■ **EXERCISE OBJECTIVE**
Write out all of the data without omission, exactly as shown.

■ **PROVIDED RECORDS**
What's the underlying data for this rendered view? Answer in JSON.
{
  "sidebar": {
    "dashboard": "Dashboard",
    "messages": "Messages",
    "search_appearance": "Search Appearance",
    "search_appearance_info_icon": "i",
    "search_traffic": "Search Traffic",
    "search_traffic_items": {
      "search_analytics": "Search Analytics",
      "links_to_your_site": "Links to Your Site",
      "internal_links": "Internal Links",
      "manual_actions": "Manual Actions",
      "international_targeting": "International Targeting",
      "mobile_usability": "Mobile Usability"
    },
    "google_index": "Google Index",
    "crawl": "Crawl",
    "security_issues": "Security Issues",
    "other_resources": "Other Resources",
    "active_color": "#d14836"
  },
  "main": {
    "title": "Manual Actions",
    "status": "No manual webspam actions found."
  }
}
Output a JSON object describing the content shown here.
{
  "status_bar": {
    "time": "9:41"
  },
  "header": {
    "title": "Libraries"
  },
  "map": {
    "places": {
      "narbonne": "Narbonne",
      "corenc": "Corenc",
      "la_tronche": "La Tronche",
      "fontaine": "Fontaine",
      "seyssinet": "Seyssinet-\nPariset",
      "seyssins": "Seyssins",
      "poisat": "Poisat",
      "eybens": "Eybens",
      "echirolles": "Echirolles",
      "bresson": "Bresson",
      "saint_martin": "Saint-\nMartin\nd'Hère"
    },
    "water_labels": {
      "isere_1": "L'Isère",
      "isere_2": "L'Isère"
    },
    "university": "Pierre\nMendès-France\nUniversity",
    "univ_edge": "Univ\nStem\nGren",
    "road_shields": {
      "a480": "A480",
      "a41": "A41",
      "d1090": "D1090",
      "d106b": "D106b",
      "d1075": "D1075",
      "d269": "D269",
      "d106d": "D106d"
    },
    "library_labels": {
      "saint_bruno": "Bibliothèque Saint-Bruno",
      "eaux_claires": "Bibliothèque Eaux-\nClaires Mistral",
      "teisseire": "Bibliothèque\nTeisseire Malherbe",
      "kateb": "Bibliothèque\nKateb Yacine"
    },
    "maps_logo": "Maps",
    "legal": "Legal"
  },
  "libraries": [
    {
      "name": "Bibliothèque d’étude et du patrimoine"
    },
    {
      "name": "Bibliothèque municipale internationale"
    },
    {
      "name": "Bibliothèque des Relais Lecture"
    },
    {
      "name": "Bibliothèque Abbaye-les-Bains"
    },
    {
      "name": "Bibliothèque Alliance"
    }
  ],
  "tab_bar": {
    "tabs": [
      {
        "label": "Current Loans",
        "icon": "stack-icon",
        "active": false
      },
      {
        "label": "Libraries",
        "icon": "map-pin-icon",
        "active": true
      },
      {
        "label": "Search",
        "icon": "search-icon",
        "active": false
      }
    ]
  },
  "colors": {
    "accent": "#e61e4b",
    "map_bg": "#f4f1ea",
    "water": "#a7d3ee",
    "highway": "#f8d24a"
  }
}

■ **FULL SOLUTION**
What's the underlying data for this rendered view? Answer in JSON.
{
  "sidebar": {
    "dashboard": "Dashboard",
    "messages": "Messages",
    "search_appearance": "Search Appearance",
    "search_appearance_info_icon": "i",
    "search_traffic": "Search Traffic",
    "search_traffic_items": {
      "search_analytics": "Search Analytics",
      "links_to_your_site": "Links to Your Site",
      "internal_links": "Internal Links",
      "manual_actions": "Manual Actions",
      "international_targeting": "International Targeting",
      "mobile_usability": "Mobile Usability"
    },
    "google_index": "Google Index",
    "crawl": "Crawl",
    "security_issues": "Security Issues",
    "other_resources": "Other Resources",
    "active_color": "#d14836"
  },
  "main": {
    "title": "Manual Actions",
    "status": "No manual webspam actions found."
  }
}
Output a JSON object describing the content shown here.
{
  "status_bar": {
    "time": "9:41"
  },
  "header": {
    "title": "Libraries"
  },
  "map": {
    "places": {
      "narbonne": "Narbonne",
      "corenc": "Corenc",
      "la_tronche": "La Tronche",
      "fontaine": "Fontaine",
      "seyssinet": "Seyssinet-\nPariset",
      "seyssins": "Seyssins",
      "poisat": "Poisat",
      "eybens": "Eybens",
      "echirolles": "Echirolles",
      "bresson": "Bresson",
      "saint_martin": "Saint-\nMartin\nd'Hère"
    },
    "water_labels": {
      "isere_1": "L'Isère",
      "isere_2": "L'Isère"
    },
    "university": "Pierre\nMendès-France\nUniversity",
    "univ_edge": "Univ\nStem\nGren",
    "road_shields": {
      "a480": "A480",
      "a41": "A41",
      "d1090": "D1090",
      "d106b": "D106b",
      "d1075": "D1075",
      "d269": "D269",
      "d106d": "D106d"
    },
    "library_labels": {
      "saint_bruno": "Bibliothèque Saint-Bruno",
      "eaux_claires": "Bibliothèque Eaux-\nClaires Mistral",
      "teisseire": "Bibliothèque\nTeisseire Malherbe",
      "kateb": "Bibliothèque\nKateb Yacine"
    },
    "maps_logo": "Maps",
    "legal": "Legal"
  },
  "libraries": [
    {
      "name": "Bibliothèque d’étude et du patrimoine"
    },
    {
      "name": "Bibliothèque municipale internationale"
    },
    {
      "name": "Bibliothèque des Relais Lecture"
    },
    {
      "name": "Bibliothèque Abbaye-les-Bains"
    },
    {
      "name": "Bibliothèque Alliance"
    }
  ],
  "tab_bar": {
    "tabs": [
      {
        "label": "Current Loans",
        "icon": "stack-icon",
        "active": false
      },
      {
        "label": "Libraries",
        "icon": "map-pin-icon",
        "active": true
      },
      {
        "label": "Search",
        "icon": "search-icon",
        "active": false
      }
    ]
  },
  "colors": {
    "accent": "#e61e4b",
    "map_bg": "#f4f1ea",
    "water": "#a7d3ee",
    "highway": "#f8d24a"
  }
}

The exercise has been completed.